*JOBS*:
A. In the text on configuring the Cordra storage backend, list every storage module that has its own heading.
B. Continue the text on configuring the Cordra storage backend from its last line onward.

*TEXT BLOCK*:

--*--

Configuring Storage Backend

By default, Cordra uses the local file system for storing digital objects. However, Cordra can be configured to use alternate storage backend systems. It is mandatory to use an alternate storage backend system when Cordra is deployed as a distributed system.

There are a few storage technologies that Cordra can use for its storage. Cordra includes storage modules, which translate Cordra storage requirements into what each of the storage technologies natively offer.

To configure a storage module, other than for the default file system based storage, add a storage section to the Cordra config.json file. For example:

"storage" : {
    "module" : "module-name-goes-here",
    "options" : {

    }
}

Storage Modules

The following storage modules are included within the Cordra distribution:

Filesystem Storage

If no storage module is configured in config.json, the Cordra will store most information from digital objects in a local BerkleyDB database and the payloads from those digital objects in a directory on the local filesystem. The identifiers of the payloads are hashed, and the hashes are used in the storage directory to ensure that payloads are spread out evenly among the storage sub-directories.

This storage module is only applicable for a single instance deployment scenario.

System Memory Storage

Module Name:memory

Module Options: none

The memory storage module uses the system memory; as such the digital objects will be erased once the Cordra process configured to use the memory module stops. Cordra configured with memory module is useful for testing purposes. There are no options required to be specified for this storage module.

This storage module is only applicable for a single instance deployment scenario.

The storage section of the config.json file looks like this:

"storage" : {
    "module" : "memory"
}

MongoDB Storage

Module Name:mongodb

Module Options:

Option name Description
connectionUri MongoDB-style connection URI
maxTimeMs “maxTimeMs” value used for MongoDB operations, which gives a time limit for processing; default is 30 seconds. Generally this should not need to be set.
maxTimeMsLongRunning “maxTimeMs” value used for long-running MongoDB operations used in reindexing; default is 10 days Generally this should not need to be set.
databaseName Database name; defaults to “cordra”

--*--

*EXCERPTED RECORDS*:
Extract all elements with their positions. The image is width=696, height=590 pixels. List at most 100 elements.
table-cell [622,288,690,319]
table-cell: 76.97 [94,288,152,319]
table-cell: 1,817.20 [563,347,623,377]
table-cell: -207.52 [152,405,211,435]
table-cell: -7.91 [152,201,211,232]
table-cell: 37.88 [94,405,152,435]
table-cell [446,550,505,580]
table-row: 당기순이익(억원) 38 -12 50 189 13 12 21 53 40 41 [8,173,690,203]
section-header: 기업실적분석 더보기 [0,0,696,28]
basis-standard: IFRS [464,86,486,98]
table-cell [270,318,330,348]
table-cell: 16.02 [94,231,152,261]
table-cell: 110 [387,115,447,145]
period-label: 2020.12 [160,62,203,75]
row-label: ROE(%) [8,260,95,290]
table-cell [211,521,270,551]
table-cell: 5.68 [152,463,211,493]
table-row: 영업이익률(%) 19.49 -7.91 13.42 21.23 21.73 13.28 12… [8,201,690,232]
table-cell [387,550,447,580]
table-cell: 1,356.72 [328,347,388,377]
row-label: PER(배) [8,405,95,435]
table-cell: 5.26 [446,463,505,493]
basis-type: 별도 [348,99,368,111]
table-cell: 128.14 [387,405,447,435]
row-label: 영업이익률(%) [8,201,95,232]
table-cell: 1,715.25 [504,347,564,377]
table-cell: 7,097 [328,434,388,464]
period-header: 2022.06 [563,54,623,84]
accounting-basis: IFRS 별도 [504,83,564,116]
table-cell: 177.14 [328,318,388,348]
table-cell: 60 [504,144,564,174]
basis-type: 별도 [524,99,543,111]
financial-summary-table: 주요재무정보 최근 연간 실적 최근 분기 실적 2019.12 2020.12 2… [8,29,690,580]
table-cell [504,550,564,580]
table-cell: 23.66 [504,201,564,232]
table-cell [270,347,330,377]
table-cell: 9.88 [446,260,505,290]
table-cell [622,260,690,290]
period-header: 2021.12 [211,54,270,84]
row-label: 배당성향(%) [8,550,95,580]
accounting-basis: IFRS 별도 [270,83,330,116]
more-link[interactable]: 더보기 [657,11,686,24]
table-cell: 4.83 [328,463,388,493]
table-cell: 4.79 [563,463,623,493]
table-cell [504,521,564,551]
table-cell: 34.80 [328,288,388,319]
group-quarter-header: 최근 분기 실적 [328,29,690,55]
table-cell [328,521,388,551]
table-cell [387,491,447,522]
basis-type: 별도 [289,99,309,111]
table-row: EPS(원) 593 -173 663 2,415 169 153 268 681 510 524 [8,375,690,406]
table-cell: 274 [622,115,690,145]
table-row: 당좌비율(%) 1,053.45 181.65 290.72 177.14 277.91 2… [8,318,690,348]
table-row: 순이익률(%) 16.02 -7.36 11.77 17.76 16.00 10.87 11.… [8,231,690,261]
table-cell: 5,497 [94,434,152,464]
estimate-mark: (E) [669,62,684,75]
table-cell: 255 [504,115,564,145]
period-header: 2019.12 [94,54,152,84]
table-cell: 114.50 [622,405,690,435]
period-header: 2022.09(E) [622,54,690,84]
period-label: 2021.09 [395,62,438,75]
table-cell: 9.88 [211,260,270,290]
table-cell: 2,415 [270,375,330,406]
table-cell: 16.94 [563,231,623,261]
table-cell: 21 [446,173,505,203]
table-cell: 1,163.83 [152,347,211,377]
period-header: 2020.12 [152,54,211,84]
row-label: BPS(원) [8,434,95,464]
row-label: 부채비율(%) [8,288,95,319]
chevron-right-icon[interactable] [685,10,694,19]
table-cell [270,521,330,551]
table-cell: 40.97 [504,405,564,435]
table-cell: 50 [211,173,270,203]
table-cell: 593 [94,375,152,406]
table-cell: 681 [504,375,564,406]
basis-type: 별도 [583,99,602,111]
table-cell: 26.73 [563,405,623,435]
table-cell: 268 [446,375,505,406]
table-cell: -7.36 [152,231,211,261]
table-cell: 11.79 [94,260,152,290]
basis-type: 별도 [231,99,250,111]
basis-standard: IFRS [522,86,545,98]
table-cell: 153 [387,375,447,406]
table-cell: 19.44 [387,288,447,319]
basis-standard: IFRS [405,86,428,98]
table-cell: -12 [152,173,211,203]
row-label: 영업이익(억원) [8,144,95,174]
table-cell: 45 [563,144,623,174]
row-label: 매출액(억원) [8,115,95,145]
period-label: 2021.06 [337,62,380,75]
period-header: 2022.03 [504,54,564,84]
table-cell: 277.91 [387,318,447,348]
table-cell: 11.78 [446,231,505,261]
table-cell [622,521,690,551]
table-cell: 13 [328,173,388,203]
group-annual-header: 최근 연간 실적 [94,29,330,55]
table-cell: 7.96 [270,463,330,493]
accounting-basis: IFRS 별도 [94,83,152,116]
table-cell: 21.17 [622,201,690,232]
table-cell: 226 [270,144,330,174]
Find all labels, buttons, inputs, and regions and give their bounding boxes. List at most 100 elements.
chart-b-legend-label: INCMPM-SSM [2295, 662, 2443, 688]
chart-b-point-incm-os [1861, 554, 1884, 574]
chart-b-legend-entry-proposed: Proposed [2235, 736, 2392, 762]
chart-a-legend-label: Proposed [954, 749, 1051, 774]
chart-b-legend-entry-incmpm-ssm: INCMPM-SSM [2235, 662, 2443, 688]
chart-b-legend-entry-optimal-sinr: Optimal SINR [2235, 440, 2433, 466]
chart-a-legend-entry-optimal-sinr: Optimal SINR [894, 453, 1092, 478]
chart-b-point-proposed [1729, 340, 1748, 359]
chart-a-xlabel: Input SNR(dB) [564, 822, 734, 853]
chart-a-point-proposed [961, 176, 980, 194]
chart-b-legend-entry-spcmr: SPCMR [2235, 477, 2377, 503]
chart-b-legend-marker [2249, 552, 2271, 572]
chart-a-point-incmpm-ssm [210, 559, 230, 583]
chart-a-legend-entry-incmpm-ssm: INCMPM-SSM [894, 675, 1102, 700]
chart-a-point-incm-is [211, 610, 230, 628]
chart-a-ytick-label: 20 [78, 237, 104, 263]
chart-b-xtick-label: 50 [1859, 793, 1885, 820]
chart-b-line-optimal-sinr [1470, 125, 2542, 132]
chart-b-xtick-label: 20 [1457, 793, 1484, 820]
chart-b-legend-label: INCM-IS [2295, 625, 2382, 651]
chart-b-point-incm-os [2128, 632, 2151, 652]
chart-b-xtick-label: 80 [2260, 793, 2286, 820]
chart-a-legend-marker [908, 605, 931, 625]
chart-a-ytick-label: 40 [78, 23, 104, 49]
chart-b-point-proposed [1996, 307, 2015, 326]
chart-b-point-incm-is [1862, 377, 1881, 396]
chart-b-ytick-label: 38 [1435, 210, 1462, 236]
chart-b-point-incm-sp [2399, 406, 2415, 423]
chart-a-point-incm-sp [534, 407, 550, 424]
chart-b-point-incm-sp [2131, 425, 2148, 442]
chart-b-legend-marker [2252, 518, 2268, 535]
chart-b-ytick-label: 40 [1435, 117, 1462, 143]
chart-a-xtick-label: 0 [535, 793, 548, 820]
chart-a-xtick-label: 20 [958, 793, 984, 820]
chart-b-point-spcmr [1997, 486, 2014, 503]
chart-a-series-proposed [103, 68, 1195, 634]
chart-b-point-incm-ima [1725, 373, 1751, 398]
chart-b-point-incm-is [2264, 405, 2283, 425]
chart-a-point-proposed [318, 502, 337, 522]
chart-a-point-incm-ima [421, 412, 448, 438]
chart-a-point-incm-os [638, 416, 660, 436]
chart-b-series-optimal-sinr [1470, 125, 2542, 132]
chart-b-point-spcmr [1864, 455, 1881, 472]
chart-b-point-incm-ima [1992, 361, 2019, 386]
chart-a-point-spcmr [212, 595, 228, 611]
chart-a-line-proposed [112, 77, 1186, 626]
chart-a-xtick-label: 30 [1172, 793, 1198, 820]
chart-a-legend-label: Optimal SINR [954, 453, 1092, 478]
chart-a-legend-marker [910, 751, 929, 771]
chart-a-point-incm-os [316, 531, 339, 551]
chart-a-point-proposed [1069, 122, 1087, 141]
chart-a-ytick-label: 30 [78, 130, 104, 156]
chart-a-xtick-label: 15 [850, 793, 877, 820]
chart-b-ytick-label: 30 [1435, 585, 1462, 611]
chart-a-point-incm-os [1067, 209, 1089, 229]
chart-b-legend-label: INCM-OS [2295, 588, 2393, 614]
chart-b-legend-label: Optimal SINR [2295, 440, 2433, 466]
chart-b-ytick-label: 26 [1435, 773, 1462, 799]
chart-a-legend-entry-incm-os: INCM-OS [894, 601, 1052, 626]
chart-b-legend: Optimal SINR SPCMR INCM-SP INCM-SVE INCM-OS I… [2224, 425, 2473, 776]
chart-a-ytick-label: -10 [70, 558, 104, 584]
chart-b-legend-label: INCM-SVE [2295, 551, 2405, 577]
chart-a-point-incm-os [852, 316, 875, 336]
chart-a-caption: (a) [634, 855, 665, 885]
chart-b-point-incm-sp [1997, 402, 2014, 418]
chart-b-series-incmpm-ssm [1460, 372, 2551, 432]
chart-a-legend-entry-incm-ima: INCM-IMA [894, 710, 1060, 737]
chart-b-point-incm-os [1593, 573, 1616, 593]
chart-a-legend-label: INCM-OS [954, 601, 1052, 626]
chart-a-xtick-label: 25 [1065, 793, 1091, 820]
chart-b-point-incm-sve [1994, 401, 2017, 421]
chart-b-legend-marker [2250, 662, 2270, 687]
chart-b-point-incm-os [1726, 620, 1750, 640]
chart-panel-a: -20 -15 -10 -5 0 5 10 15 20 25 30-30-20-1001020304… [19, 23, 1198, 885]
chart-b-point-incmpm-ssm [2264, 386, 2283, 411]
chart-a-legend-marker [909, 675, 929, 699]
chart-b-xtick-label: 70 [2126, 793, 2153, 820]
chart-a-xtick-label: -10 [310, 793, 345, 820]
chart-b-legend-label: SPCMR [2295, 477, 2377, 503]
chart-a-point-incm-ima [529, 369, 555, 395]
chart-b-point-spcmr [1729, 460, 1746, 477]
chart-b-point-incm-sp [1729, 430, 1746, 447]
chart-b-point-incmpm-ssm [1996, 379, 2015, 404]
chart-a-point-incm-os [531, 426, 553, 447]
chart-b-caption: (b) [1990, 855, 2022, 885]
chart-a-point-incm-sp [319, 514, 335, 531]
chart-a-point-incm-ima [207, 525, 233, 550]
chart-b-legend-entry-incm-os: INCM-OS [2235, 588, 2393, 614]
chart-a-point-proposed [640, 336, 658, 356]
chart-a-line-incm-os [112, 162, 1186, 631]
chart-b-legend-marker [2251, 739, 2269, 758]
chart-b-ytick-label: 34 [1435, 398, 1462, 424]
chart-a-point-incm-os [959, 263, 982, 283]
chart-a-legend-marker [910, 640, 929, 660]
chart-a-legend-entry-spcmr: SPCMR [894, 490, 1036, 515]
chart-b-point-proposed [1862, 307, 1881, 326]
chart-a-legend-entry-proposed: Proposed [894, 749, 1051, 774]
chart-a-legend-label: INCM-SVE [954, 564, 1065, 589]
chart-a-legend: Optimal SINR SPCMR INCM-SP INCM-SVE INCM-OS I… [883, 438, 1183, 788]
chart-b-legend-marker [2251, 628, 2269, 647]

--*--

*ANSWERS*:
A.
Filesystem Storage
System Memory Storage
MongoDB Storage

B.
collectionName Collection name; defaults to “cordra”
gridFsBucketName GridFS bucket name (for payload storage); defaults to “fs”

The MongoDB module will store objects in an MongoDB storage system. The connectionUri is a standard MongoDB-style connection string. If no connectionUri is configured, the default URI of localhost:27017 will be used.

Amazon S3 Storage

Module Name:s3

Module Options:

Option name Description
bucketName (required) Name of bucket to use for storage.
region (required) AWS region for bucket. (e.g., us-west-2)
accessKey (required) AWS access key for user with access to this bucket
secretKey (required) AWS secret key for user with access to this bucket
s3KeyPrefix Prefix to use for keys on S3 objects.

The S3 module stores Cordra objects in an Amazon S3 bucket. In order to use this module, you will need to create the bucket on AWS and create a user with full access to that bucket. An example is below:

"storage" : {
    "module" : "s3",
    "options" : {
        "accessKey" : "XXXXXXXXXXXXXX",
        "secretKey"    : "XXXXXXXXXXXXXX",
        "bucketName"  : "my-bucket-name.example.org",
        "s3KeyPrefix": "testing1234",
        "region": "us-east-1"
    }
}

Multiple Storages

Module Name:multi

Module Options:

Option name Description
storageChooser (required) Fully-qualified class name of an implementation of net.cnri.cordra.storage.multi.StorageChooser.
storageChooserOptions (optional) A JSON object passed to the constructor of the StorageChooser.
storageMap (required) A map from String names of storages to storage configurations (with “module” and “options” properties).

This module allows multiplexing among several storage implementations. A custom implementation of net.cnri.cordra.storage.multi.StorageChooser can be provided to determine which storage is accessed for each call.

This module can be used if different types of digital objects are to be managed in different storage systems.

For a standard single-instance Cordra deployment, a JAR file containing the class can be placed in the lib subdirectory of the Cordra data directory, along with any dependency JARs (the cordra-core and Gson dependencies will be provided automatically). If Cordra is deployed in a separate servlet container, the JAR file should be deployed in the servlet container or in Cordra’s own WEB-INF/lib directory.

The StorageChooser can make use of a special feature of the REST API: any call can take a query parameter “requestContext”, which encodes a JSON object. That user-supplied context is made available to the methods of the StorageChooser.

Custom Storage

Module Name:custom

It is possible to create a custom storage module which implements the Java interface. net.cnri.cordra.storage.CordraStorage. In addition to "module": "custom", there should be a sibling property of "module", "className", which should be set to the fully-qualified name of the Java class implementing CordraStorage.

If the class has a constructor which takes a com.google.gson.JsonObject, the "options" from the configuration will be passed to that constructor to instantiate the class. Otherwise a default constructor (taking no arguments) will be called.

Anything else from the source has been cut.